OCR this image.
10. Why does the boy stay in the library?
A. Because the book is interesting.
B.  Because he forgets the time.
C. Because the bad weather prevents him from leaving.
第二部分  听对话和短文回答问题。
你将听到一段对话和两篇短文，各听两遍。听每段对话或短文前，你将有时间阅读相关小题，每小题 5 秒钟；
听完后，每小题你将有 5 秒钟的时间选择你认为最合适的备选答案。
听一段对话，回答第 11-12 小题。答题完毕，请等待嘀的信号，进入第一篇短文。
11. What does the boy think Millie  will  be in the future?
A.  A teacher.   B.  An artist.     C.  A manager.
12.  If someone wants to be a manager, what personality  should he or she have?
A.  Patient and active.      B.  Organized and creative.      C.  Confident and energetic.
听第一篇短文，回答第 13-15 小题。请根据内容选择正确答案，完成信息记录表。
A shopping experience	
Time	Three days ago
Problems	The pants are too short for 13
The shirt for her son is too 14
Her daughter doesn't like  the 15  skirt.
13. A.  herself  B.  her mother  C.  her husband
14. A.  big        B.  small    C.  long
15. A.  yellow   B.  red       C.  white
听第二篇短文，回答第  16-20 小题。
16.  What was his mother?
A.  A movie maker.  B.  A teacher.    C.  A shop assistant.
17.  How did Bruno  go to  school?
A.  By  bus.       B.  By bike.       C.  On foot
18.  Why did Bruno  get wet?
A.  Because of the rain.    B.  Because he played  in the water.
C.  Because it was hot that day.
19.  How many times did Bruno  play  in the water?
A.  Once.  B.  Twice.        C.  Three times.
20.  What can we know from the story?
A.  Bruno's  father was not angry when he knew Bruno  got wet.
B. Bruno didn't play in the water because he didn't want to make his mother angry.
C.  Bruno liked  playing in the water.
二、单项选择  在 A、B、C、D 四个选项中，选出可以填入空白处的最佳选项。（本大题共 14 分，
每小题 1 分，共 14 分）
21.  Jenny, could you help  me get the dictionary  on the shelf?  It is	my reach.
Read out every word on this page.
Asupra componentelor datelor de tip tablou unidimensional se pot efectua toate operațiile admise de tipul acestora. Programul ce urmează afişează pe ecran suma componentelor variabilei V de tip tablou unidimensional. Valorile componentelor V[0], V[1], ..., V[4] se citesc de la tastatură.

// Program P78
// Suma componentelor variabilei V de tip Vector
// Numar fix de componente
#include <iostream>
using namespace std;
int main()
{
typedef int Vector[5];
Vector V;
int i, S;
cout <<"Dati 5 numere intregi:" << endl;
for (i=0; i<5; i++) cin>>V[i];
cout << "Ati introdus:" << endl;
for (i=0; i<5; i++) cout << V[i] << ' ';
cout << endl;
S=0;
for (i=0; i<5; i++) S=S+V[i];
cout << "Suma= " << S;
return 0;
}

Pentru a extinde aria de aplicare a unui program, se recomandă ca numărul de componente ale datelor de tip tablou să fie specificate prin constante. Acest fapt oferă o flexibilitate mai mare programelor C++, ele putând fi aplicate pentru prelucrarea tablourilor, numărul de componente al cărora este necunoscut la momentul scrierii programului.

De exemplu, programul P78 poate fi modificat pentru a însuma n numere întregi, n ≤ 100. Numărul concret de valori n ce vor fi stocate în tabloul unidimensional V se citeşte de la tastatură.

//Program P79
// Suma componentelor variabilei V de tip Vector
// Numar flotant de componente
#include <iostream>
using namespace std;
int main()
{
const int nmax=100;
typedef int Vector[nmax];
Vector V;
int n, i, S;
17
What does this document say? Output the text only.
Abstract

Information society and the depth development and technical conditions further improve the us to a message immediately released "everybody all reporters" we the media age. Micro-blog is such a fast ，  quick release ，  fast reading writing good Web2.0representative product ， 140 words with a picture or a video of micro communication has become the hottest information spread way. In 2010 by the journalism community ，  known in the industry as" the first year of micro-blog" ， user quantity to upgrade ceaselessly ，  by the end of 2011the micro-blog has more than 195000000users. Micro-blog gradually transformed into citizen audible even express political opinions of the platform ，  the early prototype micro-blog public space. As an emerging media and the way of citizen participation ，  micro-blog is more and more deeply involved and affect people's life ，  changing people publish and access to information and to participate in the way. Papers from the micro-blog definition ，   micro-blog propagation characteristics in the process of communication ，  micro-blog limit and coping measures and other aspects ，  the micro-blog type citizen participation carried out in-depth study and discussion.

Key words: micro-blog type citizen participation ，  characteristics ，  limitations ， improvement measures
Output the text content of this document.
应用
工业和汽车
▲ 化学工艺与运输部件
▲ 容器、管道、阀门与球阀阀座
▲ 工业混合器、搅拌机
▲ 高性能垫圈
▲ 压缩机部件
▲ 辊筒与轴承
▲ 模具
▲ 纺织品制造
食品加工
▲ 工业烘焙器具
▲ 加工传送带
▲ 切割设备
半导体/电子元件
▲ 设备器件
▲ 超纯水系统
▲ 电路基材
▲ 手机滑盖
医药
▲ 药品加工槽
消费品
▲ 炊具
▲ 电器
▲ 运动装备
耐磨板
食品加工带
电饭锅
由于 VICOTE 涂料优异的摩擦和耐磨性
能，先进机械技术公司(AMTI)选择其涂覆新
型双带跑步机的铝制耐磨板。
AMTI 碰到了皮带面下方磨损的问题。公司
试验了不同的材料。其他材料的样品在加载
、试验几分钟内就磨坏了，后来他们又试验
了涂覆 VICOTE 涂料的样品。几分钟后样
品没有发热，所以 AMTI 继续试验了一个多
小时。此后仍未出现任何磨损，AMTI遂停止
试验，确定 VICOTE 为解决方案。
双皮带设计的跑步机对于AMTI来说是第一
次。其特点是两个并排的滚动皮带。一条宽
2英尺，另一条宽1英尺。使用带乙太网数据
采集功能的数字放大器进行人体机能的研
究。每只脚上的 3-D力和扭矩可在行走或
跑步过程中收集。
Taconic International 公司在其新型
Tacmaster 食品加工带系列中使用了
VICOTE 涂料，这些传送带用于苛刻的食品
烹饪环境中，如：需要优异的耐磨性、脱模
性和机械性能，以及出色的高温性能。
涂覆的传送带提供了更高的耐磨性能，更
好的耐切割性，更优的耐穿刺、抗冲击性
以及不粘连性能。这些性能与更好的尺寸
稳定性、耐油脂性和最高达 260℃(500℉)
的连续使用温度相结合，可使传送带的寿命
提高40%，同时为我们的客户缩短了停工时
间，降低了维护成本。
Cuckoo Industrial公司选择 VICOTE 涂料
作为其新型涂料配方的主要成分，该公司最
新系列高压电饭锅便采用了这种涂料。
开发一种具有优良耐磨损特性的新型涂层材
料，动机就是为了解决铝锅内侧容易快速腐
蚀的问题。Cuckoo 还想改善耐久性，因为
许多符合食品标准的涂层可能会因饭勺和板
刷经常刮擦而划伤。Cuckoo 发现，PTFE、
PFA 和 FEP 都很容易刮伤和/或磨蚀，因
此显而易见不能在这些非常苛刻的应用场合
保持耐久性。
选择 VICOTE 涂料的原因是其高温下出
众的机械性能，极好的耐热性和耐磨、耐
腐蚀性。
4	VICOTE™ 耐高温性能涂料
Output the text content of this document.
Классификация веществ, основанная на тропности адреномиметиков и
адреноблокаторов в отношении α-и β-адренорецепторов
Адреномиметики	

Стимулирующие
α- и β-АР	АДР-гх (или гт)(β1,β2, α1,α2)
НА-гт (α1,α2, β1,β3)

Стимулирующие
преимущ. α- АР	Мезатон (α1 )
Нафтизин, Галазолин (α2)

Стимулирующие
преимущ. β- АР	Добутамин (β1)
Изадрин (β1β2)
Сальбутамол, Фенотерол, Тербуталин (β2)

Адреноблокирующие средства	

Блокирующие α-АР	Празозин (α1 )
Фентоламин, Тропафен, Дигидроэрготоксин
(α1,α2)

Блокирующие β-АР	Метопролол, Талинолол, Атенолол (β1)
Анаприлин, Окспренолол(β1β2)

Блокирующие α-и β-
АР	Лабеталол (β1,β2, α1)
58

- **Job**:
Where a line of the entries contains the word "this", copy that line.

- **Problem solution**:
OCR this image.
Read out every word on this page.
What does this document say? Output the text only.
Output the text content of this document.
Output the text content of this document.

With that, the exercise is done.